▶ _Exercise input_
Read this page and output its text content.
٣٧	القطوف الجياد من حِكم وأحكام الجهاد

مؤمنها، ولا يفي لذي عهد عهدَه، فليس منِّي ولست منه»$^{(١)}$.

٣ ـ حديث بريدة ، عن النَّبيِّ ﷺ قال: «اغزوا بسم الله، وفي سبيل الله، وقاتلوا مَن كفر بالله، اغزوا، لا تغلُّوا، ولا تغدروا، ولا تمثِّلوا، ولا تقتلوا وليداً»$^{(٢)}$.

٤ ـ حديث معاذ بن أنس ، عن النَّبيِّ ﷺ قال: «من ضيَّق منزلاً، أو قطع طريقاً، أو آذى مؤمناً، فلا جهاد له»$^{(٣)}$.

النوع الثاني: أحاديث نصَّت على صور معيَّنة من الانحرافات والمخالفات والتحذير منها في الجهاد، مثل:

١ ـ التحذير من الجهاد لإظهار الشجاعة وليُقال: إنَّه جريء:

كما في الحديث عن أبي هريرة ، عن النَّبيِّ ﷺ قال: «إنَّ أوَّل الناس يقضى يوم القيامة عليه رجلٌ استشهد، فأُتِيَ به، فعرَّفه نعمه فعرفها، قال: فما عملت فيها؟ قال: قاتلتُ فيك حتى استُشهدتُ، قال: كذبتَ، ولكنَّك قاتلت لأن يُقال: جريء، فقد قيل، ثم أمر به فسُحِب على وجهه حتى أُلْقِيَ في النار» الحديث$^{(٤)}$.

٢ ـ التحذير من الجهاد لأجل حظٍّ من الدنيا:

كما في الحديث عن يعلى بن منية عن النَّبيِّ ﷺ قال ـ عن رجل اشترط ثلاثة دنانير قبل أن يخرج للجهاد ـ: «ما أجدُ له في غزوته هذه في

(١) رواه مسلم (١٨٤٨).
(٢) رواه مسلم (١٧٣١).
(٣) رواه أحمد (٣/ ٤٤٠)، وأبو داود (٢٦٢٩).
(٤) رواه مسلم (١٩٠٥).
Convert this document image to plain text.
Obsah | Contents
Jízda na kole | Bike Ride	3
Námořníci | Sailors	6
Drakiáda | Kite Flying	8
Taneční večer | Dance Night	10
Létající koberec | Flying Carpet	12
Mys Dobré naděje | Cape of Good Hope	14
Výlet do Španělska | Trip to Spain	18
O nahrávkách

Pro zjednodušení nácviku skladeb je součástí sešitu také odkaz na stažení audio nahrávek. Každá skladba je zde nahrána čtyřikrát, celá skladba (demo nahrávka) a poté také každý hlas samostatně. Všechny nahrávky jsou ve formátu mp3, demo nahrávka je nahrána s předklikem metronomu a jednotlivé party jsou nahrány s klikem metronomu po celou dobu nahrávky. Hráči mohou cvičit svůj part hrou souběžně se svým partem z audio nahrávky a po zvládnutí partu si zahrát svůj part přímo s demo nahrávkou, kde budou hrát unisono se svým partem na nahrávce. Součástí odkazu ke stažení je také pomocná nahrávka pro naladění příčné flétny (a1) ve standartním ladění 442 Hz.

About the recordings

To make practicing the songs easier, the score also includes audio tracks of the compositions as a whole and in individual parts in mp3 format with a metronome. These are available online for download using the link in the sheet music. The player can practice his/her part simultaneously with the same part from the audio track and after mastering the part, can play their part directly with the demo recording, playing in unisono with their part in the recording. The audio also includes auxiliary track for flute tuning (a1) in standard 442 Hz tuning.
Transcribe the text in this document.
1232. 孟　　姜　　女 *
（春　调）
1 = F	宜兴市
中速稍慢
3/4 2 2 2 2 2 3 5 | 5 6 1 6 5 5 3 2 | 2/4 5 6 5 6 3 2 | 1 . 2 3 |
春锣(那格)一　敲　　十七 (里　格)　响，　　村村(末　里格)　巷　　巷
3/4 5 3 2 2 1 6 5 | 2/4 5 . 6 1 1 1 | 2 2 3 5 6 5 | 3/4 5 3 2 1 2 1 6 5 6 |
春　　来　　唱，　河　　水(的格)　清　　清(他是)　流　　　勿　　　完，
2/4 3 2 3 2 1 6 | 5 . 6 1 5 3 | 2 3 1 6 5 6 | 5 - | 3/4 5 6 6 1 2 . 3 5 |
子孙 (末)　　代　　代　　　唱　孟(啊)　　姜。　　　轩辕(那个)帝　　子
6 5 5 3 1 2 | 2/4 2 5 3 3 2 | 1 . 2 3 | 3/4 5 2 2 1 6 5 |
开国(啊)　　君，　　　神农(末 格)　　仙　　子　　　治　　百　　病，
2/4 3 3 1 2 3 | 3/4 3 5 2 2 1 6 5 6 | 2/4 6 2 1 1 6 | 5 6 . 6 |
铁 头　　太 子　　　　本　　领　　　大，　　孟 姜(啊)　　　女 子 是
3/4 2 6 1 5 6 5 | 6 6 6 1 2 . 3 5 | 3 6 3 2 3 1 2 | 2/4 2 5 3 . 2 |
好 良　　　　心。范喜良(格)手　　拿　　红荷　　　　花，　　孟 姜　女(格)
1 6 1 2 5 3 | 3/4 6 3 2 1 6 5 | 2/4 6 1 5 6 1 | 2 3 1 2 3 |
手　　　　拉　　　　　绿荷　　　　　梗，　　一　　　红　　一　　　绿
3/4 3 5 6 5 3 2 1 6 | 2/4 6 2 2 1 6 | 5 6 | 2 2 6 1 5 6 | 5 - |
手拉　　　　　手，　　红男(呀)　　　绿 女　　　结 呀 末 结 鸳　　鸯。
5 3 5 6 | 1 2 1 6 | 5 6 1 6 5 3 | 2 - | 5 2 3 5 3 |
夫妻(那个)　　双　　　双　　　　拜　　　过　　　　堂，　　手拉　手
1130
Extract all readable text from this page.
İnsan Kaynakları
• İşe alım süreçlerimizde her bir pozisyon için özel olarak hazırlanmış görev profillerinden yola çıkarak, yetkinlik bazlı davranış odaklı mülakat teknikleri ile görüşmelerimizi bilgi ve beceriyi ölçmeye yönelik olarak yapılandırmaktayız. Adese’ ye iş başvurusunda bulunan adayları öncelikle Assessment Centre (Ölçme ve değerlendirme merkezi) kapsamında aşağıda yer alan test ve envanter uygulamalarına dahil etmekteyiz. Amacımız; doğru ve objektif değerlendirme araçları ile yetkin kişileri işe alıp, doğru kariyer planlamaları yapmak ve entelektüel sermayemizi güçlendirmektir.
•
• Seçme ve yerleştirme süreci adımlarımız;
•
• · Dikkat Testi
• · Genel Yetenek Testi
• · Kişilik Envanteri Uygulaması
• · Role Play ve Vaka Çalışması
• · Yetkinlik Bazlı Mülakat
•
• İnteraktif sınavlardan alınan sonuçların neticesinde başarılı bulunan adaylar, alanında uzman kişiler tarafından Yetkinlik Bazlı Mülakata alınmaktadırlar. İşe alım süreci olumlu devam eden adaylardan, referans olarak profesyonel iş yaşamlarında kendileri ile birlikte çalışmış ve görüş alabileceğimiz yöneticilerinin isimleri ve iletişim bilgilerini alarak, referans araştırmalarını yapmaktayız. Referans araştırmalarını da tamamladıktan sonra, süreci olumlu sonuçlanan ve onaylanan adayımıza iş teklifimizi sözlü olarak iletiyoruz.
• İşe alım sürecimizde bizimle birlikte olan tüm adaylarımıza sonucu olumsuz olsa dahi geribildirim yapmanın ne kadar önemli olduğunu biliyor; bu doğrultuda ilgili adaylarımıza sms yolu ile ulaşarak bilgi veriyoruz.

▶ _Objective_
All of the records must be retyped exactly as they are.

▶ _Written answer_
Read this page and output its text content.
٣٧	القطوف الجياد من حِكم وأحكام الجهاد

مؤمنها، ولا يفي لذي عهد عهدَه، فليس منِّي ولست منه»$^{(١)}$.

٣ ـ حديث بريدة ، عن النَّبيِّ ﷺ قال: «اغزوا بسم الله، وفي سبيل الله، وقاتلوا مَن كفر بالله، اغزوا، لا تغلُّوا، ولا تغدروا، ولا تمثِّلوا، ولا تقتلوا وليداً»$^{(٢)}$.

٤ ـ حديث معاذ بن أنس ، عن النَّبيِّ ﷺ قال: «من ضيَّق منزلاً، أو قطع طريقاً، أو آذى مؤمناً، فلا جهاد له»$^{(٣)}$.

النوع الثاني: أحاديث نصَّت على صور معيَّنة من الانحرافات والمخالفات والتحذير منها في الجهاد، مثل:

١ ـ التحذير من الجهاد لإظهار الشجاعة وليُقال: إنَّه جريء:

كما في الحديث عن أبي هريرة ، عن النَّبيِّ ﷺ قال: «إنَّ أوَّل الناس يقضى يوم القيامة عليه رجلٌ استشهد، فأُتِيَ به، فعرَّفه نعمه فعرفها، قال: فما عملت فيها؟ قال: قاتلتُ فيك حتى استُشهدتُ، قال: كذبتَ، ولكنَّك قاتلت لأن يُقال: جريء، فقد قيل، ثم أمر به فسُحِب على وجهه حتى أُلْقِيَ في النار» الحديث$^{(٤)}$.

٢ ـ التحذير من الجهاد لأجل حظٍّ من الدنيا:

كما في الحديث عن يعلى بن منية عن النَّبيِّ ﷺ قال ـ عن رجل اشترط ثلاثة دنانير قبل أن يخرج للجهاد ـ: «ما أجدُ له في غزوته هذه في

(١) رواه مسلم (١٨٤٨).
(٢) رواه مسلم (١٧٣١).
(٣) رواه أحمد (٣/ ٤٤٠)، وأبو داود (٢٦٢٩).
(٤) رواه مسلم (١٩٠٥).
Convert this document image to plain text.
Obsah | Contents
Jízda na kole | Bike Ride	3
Námořníci | Sailors	6
Drakiáda | Kite Flying	8
Taneční večer | Dance Night	10
Létající koberec | Flying Carpet	12
Mys Dobré naděje | Cape of Good Hope	14
Výlet do Španělska | Trip to Spain	18
O nahrávkách

Pro zjednodušení nácviku skladeb je součástí sešitu také odkaz na stažení audio nahrávek. Každá skladba je zde nahrána čtyřikrát, celá skladba (demo nahrávka) a poté také každý hlas samostatně. Všechny nahrávky jsou ve formátu mp3, demo nahrávka je nahrána s předklikem metronomu a jednotlivé party jsou nahrány s klikem metronomu po celou dobu nahrávky. Hráči mohou cvičit svůj part hrou souběžně se svým partem z audio nahrávky a po zvládnutí partu si zahrát svůj part přímo s demo nahrávkou, kde budou hrát unisono se svým partem na nahrávce. Součástí odkazu ke stažení je také pomocná nahrávka pro naladění příčné flétny (a1) ve standartním ladění 442 Hz.

About the recordings

To make practicing the songs easier, the score also includes audio tracks of the compositions as a whole and in individual parts in mp3 format with a metronome. These are available online for download using the link in the sheet music. The player can practice his/her part simultaneously with the same part from the audio track and after mastering the part, can play their part directly with the demo recording, playing in unisono with their part in the recording. The audio also includes auxiliary track for flute tuning (a1) in standard 442 Hz tuning.
Transcribe the text in this document.
1232. 孟　　姜　　女 *
（春　调）
1 = F	宜兴市
中速稍慢
3/4 2 2 2 2 2 3 5 | 5 6 1 6 5 5 3 2 | 2/4 5 6 5 6 3 2 | 1 . 2 3 |
春锣(那格)一　敲　　十七 (里　格)　响，　　村村(末　里格)　巷　　巷
3/4 5 3 2 2 1 6 5 | 2/4 5 . 6 1 1 1 | 2 2 3 5 6 5 | 3/4 5 3 2 1 2 1 6 5 6 |
春　　来　　唱，　河　　水(的格)　清　　清(他是)　流　　　勿　　　完，
2/4 3 2 3 2 1 6 | 5 . 6 1 5 3 | 2 3 1 6 5 6 | 5 - | 3/4 5 6 6 1 2 . 3 5 |
子孙 (末)　　代　　代　　　唱　孟(啊)　　姜。　　　轩辕(那个)帝　　子
6 5 5 3 1 2 | 2/4 2 5 3 3 2 | 1 . 2 3 | 3/4 5 2 2 1 6 5 |
开国(啊)　　君，　　　神农(末 格)　　仙　　子　　　治　　百　　病，
2/4 3 3 1 2 3 | 3/4 3 5 2 2 1 6 5 6 | 2/4 6 2 1 1 6 | 5 6 . 6 |
铁 头　　太 子　　　　本　　领　　　大，　　孟 姜(啊)　　　女 子 是
3/4 2 6 1 5 6 5 | 6 6 6 1 2 . 3 5 | 3 6 3 2 3 1 2 | 2/4 2 5 3 . 2 |
好 良　　　　心。范喜良(格)手　　拿　　红荷　　　　花，　　孟 姜　女(格)
1 6 1 2 5 3 | 3/4 6 3 2 1 6 5 | 2/4 6 1 5 6 1 | 2 3 1 2 3 |
手　　　　拉　　　　　绿荷　　　　　梗，　　一　　　红　　一　　　绿
3/4 3 5 6 5 3 2 1 6 | 2/4 6 2 2 1 6 | 5 6 | 2 2 6 1 5 6 | 5 - |
手拉　　　　　手，　　红男(呀)　　　绿 女　　　结 呀 末 结 鸳　　鸯。
5 3 5 6 | 1 2 1 6 | 5 6 1 6 5 3 | 2 - | 5 2 3 5 3 |
夫妻(那个)　　双　　　双　　　　拜　　　过　　　　堂，　　手拉　手
1130
Extract all readable text from this page.
İnsan Kaynakları
• İşe alım süreçlerimizde her bir pozisyon için özel olarak hazırlanmış görev profillerinden yola çıkarak, yetkinlik bazlı davranış odaklı mülakat teknikleri ile görüşmelerimizi bilgi ve beceriyi ölçmeye yönelik olarak yapılandırmaktayız. Adese’ ye iş başvurusunda bulunan adayları öncelikle Assessment Centre (Ölçme ve değerlendirme merkezi) kapsamında aşağıda yer alan test ve envanter uygulamalarına dahil etmekteyiz. Amacımız; doğru ve objektif değerlendirme araçları ile yetkin kişileri işe alıp, doğru kariyer planlamaları yapmak ve entelektüel sermayemizi güçlendirmektir.
•
• Seçme ve yerleştirme süreci adımlarımız;
•
• · Dikkat Testi
• · Genel Yetenek Testi
• · Kişilik Envanteri Uygulaması
• · Role Play ve Vaka Çalışması
• · Yetkinlik Bazlı Mülakat
•
• İnteraktif sınavlardan alınan sonuçların neticesinde başarılı bulunan adaylar, alanında uzman kişiler tarafından Yetkinlik Bazlı Mülakata alınmaktadırlar. İşe alım süreci olumlu devam eden adaylardan, referans olarak profesyonel iş yaşamlarında kendileri ile birlikte çalışmış ve görüş alabileceğimiz yöneticilerinin isimleri ve iletişim bilgilerini alarak, referans araştırmalarını yapmaktayız. Referans araştırmalarını da tamamladıktan sonra, süreci olumlu sonuçlanan ve onaylanan adayımıza iş teklifimizi sözlü olarak iletiyoruz.
• İşe alım sürecimizde bizimle birlikte olan tüm adaylarımıza sonucu olumsuz olsa dahi geribildirim yapmanın ne kadar önemli olduğunu biliyor; bu doğrultuda ilgili adaylarımıza sms yolu ile ulaşarak bilgi veriyoruz.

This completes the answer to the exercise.